(Collection entries)
------------------------------------------------

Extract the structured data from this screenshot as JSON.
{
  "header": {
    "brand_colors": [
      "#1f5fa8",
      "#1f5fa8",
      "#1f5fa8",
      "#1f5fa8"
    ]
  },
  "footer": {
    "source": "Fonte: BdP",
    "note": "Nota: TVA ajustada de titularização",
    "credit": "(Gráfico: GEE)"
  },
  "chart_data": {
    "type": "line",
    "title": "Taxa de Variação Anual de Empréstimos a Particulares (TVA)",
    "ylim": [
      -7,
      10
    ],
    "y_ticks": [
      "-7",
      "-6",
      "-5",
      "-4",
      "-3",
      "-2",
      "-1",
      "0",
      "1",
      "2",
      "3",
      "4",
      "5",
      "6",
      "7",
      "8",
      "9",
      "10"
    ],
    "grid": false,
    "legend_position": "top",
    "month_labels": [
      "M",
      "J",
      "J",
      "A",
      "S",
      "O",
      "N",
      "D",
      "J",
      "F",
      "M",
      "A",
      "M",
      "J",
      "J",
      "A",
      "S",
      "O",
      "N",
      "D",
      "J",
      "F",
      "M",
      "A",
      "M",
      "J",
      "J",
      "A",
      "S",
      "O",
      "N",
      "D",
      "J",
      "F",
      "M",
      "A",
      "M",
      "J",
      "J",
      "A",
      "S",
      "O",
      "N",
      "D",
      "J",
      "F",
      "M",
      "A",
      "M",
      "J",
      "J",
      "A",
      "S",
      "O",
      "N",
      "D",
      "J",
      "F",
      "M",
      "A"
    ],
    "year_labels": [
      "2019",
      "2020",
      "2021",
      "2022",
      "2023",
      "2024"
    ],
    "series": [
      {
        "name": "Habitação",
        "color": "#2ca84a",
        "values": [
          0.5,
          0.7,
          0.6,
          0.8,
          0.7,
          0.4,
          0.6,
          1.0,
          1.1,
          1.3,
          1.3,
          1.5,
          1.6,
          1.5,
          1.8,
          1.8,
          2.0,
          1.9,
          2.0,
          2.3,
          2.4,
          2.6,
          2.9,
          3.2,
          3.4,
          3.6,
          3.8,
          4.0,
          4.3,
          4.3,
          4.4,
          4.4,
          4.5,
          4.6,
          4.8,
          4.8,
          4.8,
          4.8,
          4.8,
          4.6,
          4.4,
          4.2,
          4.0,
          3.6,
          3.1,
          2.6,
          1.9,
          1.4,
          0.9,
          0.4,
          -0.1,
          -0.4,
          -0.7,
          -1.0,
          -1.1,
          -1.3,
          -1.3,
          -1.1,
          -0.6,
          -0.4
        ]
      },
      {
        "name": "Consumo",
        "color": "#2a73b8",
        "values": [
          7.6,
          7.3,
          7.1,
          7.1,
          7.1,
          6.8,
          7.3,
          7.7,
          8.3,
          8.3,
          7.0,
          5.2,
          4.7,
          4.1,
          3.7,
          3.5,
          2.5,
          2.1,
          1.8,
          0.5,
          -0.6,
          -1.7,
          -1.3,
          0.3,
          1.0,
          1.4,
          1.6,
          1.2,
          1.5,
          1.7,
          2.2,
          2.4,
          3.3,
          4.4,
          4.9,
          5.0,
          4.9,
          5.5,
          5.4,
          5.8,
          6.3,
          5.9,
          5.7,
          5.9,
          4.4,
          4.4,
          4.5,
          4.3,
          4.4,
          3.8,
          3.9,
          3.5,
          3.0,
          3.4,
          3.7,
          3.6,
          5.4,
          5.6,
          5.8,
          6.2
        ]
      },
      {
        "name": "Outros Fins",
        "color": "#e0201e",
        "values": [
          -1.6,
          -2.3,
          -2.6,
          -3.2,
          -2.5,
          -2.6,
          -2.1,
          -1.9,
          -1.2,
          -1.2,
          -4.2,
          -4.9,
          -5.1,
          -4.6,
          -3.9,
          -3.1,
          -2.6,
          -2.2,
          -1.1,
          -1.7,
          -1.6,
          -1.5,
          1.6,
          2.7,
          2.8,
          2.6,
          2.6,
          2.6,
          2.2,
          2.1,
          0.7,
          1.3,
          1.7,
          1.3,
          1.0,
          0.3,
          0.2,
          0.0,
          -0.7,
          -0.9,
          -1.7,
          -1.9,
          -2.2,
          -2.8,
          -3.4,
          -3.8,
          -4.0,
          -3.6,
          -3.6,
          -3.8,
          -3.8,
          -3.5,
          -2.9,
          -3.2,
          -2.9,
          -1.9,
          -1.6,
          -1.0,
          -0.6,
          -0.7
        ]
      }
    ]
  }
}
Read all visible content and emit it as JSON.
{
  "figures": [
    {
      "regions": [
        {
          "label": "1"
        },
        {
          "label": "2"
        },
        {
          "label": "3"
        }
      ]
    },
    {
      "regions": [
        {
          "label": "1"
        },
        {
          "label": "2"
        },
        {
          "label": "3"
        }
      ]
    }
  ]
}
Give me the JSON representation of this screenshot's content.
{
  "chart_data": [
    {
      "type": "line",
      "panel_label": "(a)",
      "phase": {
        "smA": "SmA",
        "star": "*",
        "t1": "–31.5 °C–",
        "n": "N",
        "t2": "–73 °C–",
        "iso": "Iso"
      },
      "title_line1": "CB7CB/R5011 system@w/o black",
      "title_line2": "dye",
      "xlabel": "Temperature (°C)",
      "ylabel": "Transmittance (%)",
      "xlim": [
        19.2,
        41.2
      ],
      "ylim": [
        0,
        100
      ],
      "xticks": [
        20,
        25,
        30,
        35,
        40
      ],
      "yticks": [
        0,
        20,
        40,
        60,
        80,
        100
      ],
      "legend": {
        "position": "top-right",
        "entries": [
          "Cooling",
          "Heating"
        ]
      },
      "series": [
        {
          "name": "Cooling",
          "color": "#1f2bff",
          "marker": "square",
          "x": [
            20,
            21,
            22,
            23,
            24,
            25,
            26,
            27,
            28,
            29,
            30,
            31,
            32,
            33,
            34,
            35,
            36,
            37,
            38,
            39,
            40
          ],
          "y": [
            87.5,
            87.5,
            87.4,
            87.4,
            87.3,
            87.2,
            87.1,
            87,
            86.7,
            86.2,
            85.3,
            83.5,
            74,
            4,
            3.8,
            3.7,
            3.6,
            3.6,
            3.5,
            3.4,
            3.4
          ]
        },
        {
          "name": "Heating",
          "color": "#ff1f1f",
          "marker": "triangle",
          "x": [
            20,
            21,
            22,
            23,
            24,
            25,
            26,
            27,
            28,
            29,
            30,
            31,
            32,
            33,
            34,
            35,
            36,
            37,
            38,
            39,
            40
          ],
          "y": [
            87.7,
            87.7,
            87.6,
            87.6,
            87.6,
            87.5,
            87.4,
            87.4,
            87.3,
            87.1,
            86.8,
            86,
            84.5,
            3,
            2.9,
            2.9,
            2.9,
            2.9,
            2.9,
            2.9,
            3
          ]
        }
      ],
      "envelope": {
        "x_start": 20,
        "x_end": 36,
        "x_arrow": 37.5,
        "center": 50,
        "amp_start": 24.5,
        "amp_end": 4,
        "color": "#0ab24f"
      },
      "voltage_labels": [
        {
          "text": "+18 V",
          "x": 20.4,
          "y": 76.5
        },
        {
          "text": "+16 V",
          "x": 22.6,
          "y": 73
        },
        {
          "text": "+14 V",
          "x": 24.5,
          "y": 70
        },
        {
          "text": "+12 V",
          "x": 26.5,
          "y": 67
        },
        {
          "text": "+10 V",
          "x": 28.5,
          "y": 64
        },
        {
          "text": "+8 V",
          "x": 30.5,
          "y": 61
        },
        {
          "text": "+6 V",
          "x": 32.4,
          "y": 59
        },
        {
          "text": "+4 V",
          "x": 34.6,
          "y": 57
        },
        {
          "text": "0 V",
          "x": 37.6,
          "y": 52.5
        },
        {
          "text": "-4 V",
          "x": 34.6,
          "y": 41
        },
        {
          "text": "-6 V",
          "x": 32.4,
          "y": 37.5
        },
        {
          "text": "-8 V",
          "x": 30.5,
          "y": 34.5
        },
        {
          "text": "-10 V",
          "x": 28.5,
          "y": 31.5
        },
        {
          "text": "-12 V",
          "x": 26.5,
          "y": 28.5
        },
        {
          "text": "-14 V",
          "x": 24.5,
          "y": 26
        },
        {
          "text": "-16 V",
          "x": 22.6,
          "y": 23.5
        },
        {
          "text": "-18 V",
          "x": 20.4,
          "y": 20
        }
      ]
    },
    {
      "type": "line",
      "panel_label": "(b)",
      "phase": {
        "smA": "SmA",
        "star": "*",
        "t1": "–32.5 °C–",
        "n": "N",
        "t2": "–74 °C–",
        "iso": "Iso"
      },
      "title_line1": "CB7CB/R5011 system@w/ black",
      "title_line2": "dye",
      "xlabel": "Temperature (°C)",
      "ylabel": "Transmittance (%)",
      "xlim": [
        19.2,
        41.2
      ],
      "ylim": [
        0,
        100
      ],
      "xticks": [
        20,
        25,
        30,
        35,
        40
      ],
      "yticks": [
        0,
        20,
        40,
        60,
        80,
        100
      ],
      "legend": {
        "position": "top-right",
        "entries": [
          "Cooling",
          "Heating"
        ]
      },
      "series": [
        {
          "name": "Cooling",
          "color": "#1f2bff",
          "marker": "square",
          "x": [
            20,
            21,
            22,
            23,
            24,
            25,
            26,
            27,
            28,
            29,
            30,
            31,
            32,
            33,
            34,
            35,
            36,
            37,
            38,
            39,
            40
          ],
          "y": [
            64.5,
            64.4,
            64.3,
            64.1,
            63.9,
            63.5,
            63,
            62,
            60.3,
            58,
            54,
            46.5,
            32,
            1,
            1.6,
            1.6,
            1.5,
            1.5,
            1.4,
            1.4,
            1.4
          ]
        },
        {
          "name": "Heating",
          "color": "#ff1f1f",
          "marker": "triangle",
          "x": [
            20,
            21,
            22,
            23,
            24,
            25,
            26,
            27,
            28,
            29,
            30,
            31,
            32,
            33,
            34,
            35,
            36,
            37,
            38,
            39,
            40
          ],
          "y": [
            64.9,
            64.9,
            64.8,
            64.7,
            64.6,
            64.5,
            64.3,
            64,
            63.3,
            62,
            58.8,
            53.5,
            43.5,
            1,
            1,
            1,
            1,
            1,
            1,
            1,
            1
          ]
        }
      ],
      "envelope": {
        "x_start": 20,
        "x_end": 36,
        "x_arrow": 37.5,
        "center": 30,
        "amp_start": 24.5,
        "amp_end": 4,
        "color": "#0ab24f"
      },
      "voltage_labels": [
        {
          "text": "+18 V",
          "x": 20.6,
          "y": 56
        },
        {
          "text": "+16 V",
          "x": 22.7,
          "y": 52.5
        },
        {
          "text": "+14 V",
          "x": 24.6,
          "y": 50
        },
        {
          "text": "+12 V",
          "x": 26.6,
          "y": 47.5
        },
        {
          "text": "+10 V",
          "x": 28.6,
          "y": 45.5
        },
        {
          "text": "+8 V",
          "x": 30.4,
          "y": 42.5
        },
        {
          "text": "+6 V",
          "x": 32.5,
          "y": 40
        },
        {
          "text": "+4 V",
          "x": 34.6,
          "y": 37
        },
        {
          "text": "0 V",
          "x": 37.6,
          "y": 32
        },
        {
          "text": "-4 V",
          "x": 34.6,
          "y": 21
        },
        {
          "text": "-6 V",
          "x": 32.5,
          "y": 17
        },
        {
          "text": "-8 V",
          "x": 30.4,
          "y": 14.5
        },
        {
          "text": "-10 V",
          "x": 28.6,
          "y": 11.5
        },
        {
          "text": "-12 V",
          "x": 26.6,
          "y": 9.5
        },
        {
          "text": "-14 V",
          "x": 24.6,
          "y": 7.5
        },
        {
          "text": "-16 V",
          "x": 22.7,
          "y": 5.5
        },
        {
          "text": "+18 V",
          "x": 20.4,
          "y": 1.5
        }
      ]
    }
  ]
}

------------------------------------------------

Your instructions —
Pick each line holding the word "screenshot" out of the data and copy it.

Task response —
Extract the structured data from this screenshot as JSON.
Give me the JSON representation of this screenshot's content.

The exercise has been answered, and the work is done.